The required output is the exact sequence of lines from the line holding "Read out every word on this page." to the end of the records, inclusive.

(Dataset rows)
· · · ·
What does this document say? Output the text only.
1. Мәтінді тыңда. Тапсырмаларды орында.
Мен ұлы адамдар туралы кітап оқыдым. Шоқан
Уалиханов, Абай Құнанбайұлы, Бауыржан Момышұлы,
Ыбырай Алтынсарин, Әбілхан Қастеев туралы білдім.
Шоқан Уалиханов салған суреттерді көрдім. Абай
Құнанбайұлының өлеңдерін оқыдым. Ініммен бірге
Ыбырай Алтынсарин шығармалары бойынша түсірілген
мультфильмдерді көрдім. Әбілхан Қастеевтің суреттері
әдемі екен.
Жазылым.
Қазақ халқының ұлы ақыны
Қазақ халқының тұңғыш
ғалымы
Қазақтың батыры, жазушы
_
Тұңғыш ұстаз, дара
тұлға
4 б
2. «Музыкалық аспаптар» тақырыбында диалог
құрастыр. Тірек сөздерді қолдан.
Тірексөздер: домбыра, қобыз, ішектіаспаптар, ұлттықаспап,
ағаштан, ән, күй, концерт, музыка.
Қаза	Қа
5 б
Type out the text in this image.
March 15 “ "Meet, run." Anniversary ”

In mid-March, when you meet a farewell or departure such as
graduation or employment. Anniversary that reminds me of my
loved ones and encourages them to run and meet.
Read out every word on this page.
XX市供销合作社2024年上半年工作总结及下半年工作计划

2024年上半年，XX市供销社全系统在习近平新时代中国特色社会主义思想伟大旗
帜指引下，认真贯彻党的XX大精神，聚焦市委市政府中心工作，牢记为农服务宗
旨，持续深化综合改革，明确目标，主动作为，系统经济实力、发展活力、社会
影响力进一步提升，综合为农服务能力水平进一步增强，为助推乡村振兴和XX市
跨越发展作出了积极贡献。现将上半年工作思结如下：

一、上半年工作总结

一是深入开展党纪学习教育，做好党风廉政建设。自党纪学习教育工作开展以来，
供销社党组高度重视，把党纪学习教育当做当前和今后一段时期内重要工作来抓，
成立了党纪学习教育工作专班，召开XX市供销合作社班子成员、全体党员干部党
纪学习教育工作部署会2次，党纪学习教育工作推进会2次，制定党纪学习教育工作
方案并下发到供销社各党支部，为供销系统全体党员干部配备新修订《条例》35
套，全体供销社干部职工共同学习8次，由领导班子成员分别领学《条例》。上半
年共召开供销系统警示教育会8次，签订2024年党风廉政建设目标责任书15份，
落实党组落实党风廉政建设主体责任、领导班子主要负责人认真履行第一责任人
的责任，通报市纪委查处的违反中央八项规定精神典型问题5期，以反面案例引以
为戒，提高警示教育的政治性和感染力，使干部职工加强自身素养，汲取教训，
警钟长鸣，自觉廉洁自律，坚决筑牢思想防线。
· · · ·
* WORKED ANSWER *
Read out every word on this page.
XX市供销合作社2024年上半年工作总结及下半年工作计划

2024年上半年，XX市供销社全系统在习近平新时代中国特色社会主义思想伟大旗
帜指引下，认真贯彻党的XX大精神，聚焦市委市政府中心工作，牢记为农服务宗
旨，持续深化综合改革，明确目标，主动作为，系统经济实力、发展活力、社会
影响力进一步提升，综合为农服务能力水平进一步增强，为助推乡村振兴和XX市
跨越发展作出了积极贡献。现将上半年工作思结如下：

一、上半年工作总结

一是深入开展党纪学习教育，做好党风廉政建设。自党纪学习教育工作开展以来，
供销社党组高度重视，把党纪学习教育当做当前和今后一段时期内重要工作来抓，
成立了党纪学习教育工作专班，召开XX市供销合作社班子成员、全体党员干部党
纪学习教育工作部署会2次，党纪学习教育工作推进会2次，制定党纪学习教育工作
方案并下发到供销社各党支部，为供销系统全体党员干部配备新修订《条例》35
套，全体供销社干部职工共同学习8次，由领导班子成员分别领学《条例》。上半
年共召开供销系统警示教育会8次，签订2024年党风廉政建设目标责任书15份，
落实党组落实党风廉政建设主体责任、领导班子主要负责人认真履行第一责任人
的责任，通报市纪委查处的违反中央八项规定精神典型问题5期，以反面案例引以
为戒，提高警示教育的政治性和感染力，使干部职工加强自身素养，汲取教训，
警钟长鸣，自觉廉洁自律，坚决筑牢思想防线。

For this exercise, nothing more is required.